▶ **Records contained in a dataset**

= Beginning of Section =

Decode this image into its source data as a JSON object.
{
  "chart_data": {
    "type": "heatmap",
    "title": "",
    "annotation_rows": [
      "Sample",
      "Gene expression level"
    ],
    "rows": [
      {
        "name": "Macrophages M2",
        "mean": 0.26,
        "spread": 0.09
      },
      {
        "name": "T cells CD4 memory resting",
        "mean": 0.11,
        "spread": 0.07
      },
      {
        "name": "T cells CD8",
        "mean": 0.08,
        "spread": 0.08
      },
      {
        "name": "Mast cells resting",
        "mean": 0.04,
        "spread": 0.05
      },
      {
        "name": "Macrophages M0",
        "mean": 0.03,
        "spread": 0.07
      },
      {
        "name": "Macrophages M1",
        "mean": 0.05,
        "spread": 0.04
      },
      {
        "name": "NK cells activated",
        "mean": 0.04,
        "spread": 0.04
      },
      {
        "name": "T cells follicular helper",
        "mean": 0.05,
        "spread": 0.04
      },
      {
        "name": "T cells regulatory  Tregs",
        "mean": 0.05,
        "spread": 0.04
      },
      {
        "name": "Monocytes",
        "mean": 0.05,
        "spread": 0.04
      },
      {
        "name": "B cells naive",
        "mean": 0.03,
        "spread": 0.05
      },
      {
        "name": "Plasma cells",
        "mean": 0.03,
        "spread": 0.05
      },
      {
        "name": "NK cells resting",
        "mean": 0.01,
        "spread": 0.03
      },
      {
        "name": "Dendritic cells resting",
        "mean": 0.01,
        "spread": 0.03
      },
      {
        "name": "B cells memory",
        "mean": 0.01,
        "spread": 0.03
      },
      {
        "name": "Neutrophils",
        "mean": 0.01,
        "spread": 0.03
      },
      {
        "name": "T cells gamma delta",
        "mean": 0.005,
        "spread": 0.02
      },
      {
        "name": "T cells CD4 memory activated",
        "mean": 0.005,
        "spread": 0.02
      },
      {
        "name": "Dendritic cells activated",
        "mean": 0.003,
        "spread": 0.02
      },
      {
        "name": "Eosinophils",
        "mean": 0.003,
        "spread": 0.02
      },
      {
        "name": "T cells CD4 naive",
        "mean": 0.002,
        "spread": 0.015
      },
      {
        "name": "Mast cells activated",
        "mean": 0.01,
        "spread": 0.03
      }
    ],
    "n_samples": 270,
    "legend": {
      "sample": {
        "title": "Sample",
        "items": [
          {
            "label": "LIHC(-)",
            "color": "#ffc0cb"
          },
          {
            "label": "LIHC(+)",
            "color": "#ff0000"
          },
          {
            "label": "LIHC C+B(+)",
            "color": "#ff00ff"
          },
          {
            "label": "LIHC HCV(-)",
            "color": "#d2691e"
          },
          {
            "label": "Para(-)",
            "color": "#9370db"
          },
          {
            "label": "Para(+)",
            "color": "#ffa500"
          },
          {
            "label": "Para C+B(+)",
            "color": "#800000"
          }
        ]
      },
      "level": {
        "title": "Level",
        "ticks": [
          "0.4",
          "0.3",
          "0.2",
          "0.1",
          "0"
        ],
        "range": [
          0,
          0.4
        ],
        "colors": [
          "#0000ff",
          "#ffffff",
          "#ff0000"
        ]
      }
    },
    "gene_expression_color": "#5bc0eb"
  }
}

= End of Section =

▶ **EXERCISE**
The records are to be retyped exactly. No line may be skipped.

▶ **PROBLEM SOLUTION**
Decode this image into its source data as a JSON object.
{
  "chart_data": {
    "type": "heatmap",
    "title": "",
    "annotation_rows": [
      "Sample",
      "Gene expression level"
    ],
    "rows": [
      {
        "name": "Macrophages M2",
        "mean": 0.26,
        "spread": 0.09
      },
      {
        "name": "T cells CD4 memory resting",
        "mean": 0.11,
        "spread": 0.07
      },
      {
        "name": "T cells CD8",
        "mean": 0.08,
        "spread": 0.08
      },
      {
        "name": "Mast cells resting",
        "mean": 0.04,
        "spread": 0.05
      },
      {
        "name": "Macrophages M0",
        "mean": 0.03,
        "spread": 0.07
      },
      {
        "name": "Macrophages M1",
        "mean": 0.05,
        "spread": 0.04
      },
      {
        "name": "NK cells activated",
        "mean": 0.04,
        "spread": 0.04
      },
      {
        "name": "T cells follicular helper",
        "mean": 0.05,
        "spread": 0.04
      },
      {
        "name": "T cells regulatory  Tregs",
        "mean": 0.05,
        "spread": 0.04
      },
      {
        "name": "Monocytes",
        "mean": 0.05,
        "spread": 0.04
      },
      {
        "name": "B cells naive",
        "mean": 0.03,
        "spread": 0.05
      },
      {
        "name": "Plasma cells",
        "mean": 0.03,
        "spread": 0.05
      },
      {
        "name": "NK cells resting",
        "mean": 0.01,
        "spread": 0.03
      },
      {
        "name": "Dendritic cells resting",
        "mean": 0.01,
        "spread": 0.03
      },
      {
        "name": "B cells memory",
        "mean": 0.01,
        "spread": 0.03
      },
      {
        "name": "Neutrophils",
        "mean": 0.01,
        "spread": 0.03
      },
      {
        "name": "T cells gamma delta",
        "mean": 0.005,
        "spread": 0.02
      },
      {
        "name": "T cells CD4 memory activated",
        "mean": 0.005,
        "spread": 0.02
      },
      {
        "name": "Dendritic cells activated",
        "mean": 0.003,
        "spread": 0.02
      },
      {
        "name": "Eosinophils",
        "mean": 0.003,
        "spread": 0.02
      },
      {
        "name": "T cells CD4 naive",
        "mean": 0.002,
        "spread": 0.015
      },
      {
        "name": "Mast cells activated",
        "mean": 0.01,
        "spread": 0.03
      }
    ],
    "n_samples": 270,
    "legend": {
      "sample": {
        "title": "Sample",
        "items": [
          {
            "label": "LIHC(-)",
            "color": "#ffc0cb"
          },
          {
            "label": "LIHC(+)",
            "color": "#ff0000"
          },
          {
            "label": "LIHC C+B(+)",
            "color": "#ff00ff"
          },
          {
            "label": "LIHC HCV(-)",
            "color": "#d2691e"
          },
          {
            "label": "Para(-)",
            "color": "#9370db"
          },
          {
            "label": "Para(+)",
            "color": "#ffa500"
          },
          {
            "label": "Para C+B(+)",
            "color": "#800000"
          }
        ]
      },
      "level": {
        "title": "Level",
        "ticks": [
          "0.4",
          "0.3",
          "0.2",
          "0.1",
          "0"
        ],
        "range": [
          0,
          0.4
        ],
        "colors": [
          "#0000ff",
          "#ffffff",
          "#ff0000"
        ]
      }
    },
    "gene_expression_color": "#5bc0eb"
  }
}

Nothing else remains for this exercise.